## Challenge
Locate the string "broke" throughout the material and copy every line in which it occurs.

╭─ Records shown

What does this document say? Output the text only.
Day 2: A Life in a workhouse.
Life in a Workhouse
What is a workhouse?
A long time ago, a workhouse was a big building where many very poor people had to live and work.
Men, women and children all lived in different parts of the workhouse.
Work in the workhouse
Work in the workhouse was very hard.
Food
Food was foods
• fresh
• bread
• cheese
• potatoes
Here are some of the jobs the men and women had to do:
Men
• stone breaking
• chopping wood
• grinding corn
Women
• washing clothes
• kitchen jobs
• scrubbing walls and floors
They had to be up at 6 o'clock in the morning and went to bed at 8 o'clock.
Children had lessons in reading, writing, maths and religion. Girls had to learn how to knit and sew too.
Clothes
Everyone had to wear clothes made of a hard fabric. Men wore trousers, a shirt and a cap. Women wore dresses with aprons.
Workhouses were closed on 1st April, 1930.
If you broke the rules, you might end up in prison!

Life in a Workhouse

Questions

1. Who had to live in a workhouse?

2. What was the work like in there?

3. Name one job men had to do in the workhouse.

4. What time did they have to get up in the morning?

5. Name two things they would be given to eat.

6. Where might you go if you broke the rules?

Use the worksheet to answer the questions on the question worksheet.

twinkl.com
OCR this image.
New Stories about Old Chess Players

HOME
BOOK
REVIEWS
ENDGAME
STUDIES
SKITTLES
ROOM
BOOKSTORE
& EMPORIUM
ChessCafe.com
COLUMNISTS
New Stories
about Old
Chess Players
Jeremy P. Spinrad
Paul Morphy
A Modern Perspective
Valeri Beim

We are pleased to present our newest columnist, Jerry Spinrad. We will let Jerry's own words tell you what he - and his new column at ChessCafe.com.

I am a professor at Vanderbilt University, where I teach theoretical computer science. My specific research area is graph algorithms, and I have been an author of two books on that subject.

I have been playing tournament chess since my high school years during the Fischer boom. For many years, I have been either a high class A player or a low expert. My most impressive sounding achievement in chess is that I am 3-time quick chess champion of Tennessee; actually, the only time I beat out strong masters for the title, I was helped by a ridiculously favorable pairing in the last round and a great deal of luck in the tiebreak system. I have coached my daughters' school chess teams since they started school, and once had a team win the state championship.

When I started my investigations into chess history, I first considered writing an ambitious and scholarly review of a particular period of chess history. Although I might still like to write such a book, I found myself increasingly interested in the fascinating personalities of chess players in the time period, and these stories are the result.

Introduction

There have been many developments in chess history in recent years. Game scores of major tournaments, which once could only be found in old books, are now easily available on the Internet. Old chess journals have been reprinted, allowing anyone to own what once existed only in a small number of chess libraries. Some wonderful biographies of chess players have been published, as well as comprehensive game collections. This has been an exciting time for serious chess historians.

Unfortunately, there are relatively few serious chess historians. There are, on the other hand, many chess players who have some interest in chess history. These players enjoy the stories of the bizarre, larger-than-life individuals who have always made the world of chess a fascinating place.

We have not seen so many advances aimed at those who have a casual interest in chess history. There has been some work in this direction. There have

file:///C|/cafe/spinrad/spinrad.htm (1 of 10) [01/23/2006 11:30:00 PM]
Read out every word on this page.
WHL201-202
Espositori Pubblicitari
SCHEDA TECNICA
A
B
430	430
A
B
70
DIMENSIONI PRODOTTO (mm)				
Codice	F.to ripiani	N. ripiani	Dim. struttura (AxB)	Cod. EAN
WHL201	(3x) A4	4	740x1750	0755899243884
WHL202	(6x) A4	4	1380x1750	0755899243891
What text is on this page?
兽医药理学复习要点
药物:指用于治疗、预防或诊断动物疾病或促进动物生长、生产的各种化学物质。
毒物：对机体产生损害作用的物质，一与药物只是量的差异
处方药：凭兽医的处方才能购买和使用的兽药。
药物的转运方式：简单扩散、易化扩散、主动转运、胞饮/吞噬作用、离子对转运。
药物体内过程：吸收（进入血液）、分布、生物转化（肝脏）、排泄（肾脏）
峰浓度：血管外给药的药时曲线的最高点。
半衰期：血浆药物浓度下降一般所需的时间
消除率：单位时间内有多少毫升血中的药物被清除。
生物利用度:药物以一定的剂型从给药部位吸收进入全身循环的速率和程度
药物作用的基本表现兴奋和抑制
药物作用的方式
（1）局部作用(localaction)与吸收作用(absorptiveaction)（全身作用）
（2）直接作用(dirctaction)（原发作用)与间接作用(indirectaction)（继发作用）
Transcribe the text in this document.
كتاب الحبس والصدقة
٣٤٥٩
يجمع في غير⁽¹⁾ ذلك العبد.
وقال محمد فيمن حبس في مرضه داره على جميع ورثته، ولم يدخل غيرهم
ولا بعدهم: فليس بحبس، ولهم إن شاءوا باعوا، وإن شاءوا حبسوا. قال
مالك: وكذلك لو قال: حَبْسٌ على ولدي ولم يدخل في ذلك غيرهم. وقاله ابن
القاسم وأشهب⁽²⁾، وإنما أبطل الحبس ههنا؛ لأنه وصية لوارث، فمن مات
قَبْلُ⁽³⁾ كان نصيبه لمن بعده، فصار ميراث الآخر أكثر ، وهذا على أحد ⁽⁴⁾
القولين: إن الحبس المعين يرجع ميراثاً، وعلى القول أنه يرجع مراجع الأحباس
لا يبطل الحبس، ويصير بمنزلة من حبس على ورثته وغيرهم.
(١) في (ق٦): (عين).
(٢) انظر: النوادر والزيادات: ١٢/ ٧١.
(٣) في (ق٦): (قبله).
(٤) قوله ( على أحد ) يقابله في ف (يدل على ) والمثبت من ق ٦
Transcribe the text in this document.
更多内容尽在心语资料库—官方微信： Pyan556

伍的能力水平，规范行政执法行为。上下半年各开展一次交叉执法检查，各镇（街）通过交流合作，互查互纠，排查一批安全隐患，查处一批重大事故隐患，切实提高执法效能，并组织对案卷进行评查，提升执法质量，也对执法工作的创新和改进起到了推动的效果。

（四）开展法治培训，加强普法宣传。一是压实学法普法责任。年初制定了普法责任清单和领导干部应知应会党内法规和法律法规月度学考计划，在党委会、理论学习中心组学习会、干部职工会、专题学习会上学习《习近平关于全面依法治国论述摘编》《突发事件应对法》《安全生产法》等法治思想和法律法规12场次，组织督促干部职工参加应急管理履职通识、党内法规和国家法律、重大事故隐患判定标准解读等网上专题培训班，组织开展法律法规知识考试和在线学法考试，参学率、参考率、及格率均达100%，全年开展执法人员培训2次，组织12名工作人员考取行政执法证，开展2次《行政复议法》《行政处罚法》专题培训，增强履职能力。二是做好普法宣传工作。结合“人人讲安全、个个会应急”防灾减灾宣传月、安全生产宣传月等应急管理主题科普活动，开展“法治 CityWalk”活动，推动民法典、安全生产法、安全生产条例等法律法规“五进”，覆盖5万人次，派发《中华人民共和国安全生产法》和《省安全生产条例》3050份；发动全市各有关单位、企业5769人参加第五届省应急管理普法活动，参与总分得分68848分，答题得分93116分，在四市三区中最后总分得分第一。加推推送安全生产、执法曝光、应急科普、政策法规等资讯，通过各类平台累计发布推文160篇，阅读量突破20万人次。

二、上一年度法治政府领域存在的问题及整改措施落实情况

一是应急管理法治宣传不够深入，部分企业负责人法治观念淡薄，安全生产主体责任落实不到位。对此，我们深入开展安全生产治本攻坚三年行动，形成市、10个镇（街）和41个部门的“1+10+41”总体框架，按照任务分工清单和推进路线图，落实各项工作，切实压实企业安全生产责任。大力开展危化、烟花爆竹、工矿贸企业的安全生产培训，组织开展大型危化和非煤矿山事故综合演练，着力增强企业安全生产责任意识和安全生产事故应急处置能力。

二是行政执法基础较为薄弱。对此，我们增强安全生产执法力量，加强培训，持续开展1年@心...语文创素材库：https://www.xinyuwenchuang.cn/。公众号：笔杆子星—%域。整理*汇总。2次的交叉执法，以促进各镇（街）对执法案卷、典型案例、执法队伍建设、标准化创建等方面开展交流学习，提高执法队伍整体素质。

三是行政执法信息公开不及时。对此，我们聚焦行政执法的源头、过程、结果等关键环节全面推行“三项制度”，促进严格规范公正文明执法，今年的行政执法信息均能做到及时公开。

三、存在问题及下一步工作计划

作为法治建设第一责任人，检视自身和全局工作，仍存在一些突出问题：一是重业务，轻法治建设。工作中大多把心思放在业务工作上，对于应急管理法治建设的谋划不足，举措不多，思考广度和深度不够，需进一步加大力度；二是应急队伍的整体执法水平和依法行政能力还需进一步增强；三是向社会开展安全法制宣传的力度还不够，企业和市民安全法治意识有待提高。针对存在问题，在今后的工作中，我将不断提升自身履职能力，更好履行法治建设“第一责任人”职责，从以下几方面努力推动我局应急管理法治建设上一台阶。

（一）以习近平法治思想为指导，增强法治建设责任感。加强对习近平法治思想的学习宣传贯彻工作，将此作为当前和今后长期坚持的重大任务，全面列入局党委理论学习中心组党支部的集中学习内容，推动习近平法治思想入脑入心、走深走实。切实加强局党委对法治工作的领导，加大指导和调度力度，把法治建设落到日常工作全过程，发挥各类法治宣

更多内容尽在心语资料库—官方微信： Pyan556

╰─

## Answer to the problem
If you broke the rules, you might end up in prison!
6. Where might you go if you broke the rules?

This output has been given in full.